## The input
— Begin —

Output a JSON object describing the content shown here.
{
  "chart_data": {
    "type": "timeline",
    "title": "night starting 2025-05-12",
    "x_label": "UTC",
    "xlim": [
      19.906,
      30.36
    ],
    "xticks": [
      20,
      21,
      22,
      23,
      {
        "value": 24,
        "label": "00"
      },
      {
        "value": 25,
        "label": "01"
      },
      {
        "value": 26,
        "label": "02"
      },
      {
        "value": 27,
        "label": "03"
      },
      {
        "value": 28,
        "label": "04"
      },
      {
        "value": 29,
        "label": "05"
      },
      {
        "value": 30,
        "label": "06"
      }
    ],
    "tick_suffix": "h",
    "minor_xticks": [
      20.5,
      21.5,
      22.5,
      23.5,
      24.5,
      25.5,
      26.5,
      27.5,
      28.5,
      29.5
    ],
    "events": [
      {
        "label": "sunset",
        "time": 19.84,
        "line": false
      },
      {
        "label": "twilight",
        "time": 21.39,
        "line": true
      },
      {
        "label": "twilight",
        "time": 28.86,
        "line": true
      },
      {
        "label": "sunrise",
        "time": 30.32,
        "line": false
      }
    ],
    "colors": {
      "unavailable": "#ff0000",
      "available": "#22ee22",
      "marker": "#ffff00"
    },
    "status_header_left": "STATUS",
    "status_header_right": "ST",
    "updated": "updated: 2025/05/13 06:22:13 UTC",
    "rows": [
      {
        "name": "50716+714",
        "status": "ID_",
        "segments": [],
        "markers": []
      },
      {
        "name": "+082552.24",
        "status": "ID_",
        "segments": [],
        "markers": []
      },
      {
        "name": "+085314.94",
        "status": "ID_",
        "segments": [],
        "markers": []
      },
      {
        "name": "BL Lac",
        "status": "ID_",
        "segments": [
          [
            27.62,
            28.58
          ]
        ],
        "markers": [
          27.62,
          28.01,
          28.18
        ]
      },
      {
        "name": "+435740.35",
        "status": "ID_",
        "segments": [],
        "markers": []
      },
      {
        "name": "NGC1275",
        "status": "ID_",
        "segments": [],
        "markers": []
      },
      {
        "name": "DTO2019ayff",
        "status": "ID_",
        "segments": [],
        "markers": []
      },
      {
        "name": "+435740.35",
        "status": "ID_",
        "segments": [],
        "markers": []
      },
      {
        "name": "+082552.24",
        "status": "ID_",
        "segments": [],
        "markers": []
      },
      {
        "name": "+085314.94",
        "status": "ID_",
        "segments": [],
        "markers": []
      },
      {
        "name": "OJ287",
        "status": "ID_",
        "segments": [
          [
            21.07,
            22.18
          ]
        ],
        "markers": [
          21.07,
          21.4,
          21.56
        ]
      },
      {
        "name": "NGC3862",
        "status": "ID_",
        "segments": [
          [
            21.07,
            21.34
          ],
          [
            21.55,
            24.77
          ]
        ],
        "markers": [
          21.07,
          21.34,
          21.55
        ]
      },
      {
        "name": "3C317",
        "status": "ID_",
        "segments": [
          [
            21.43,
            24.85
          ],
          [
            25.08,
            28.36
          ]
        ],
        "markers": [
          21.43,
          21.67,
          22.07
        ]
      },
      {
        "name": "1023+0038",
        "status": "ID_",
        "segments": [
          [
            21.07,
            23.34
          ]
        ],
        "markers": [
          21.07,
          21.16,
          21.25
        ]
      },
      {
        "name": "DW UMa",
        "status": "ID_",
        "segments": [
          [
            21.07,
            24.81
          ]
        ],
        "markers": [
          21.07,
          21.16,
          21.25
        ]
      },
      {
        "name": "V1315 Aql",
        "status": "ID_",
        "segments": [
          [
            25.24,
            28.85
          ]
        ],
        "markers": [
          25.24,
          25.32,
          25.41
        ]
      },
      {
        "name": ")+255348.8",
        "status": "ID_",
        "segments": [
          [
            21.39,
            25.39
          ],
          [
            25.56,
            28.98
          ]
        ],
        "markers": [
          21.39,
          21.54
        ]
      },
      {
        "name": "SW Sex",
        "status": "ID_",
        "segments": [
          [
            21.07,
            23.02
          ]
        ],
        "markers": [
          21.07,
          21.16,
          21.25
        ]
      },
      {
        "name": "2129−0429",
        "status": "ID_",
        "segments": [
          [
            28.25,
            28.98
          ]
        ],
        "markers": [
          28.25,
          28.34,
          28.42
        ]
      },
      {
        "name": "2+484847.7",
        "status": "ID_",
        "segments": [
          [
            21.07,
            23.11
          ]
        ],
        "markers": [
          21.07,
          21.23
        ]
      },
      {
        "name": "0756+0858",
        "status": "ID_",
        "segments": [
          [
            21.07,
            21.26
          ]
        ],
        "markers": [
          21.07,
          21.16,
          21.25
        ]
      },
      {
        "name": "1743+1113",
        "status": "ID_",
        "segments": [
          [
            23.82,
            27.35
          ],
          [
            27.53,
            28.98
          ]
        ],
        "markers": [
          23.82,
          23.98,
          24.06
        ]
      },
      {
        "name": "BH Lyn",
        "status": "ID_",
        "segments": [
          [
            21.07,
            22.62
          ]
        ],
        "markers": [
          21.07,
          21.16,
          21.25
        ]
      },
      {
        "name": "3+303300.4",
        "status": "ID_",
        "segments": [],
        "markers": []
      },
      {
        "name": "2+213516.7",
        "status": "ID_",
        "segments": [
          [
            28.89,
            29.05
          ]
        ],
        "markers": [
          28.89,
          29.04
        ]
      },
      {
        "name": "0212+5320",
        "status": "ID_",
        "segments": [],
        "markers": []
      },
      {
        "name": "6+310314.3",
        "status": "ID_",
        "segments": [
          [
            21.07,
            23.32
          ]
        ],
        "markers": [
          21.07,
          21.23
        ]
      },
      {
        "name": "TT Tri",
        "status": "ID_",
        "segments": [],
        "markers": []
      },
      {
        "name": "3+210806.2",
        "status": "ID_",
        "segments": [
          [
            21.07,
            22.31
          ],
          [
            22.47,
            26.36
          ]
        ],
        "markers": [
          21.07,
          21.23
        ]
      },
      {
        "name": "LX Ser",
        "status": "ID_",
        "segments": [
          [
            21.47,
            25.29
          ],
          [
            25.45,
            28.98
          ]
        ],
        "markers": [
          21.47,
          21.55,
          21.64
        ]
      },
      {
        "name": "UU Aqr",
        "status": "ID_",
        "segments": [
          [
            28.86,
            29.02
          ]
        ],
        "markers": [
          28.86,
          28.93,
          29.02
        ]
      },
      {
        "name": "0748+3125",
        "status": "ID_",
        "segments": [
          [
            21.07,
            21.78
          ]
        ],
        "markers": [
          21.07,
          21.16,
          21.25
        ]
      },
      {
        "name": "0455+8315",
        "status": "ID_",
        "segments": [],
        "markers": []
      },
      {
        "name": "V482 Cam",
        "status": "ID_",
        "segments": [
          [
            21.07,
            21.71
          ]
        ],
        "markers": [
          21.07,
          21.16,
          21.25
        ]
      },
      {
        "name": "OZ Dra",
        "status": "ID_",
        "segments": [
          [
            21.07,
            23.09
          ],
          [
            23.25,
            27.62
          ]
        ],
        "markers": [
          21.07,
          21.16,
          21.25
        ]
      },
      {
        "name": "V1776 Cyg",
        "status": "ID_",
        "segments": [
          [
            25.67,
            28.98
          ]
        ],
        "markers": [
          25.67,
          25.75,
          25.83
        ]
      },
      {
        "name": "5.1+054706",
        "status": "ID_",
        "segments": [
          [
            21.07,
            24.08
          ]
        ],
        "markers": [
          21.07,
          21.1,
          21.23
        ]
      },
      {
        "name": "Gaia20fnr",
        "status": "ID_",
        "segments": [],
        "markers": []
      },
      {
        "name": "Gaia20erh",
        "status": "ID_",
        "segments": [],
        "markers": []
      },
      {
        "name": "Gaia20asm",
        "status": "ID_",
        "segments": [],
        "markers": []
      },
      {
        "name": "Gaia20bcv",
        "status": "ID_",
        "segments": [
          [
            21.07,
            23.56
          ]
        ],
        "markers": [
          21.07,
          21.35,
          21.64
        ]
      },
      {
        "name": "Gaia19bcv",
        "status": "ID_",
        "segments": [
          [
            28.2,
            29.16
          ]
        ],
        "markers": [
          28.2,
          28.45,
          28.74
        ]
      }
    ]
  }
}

— End —

## Exercise prompt
Gather all lines from the listing above in which "value" occurs.

## Task answer
        "value": 24,
        "value": 25,
        "value": 26,
        "value": 27,
        "value": 28,
        "value": 29,
        "value": 30,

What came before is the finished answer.